Given request
Of the lines listed below, how many contain the string "window"? Answer with the number alone.

━━━━━━━━━━━━━━━━━━━━━━━━━━━━━━

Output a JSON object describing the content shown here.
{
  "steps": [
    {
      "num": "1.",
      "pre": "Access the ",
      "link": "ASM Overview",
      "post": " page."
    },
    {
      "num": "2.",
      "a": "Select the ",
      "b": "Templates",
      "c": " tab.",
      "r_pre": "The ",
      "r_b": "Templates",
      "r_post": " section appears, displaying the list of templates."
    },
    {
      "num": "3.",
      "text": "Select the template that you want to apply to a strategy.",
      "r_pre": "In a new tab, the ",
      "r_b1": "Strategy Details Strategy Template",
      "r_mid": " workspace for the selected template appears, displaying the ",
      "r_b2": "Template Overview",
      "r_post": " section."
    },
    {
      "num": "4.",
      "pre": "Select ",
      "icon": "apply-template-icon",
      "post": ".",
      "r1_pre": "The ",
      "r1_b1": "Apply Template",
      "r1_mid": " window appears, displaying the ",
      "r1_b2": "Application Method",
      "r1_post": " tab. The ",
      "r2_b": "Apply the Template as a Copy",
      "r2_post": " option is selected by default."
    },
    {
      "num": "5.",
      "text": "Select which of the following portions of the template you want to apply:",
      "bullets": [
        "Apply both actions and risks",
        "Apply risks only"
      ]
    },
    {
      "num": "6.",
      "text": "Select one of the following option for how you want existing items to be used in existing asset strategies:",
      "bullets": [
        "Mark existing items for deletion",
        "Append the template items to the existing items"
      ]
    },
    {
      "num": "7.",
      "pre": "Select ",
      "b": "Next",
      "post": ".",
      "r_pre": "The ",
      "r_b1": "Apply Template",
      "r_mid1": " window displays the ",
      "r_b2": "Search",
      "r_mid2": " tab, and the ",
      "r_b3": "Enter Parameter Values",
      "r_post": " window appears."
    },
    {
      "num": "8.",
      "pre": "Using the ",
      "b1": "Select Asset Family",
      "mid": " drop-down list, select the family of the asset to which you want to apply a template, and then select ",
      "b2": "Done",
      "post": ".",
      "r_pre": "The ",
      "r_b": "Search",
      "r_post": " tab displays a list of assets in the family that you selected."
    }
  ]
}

━━━━━━━━━━━━━━━━━━━━━━━━━━━━━━

Answer
3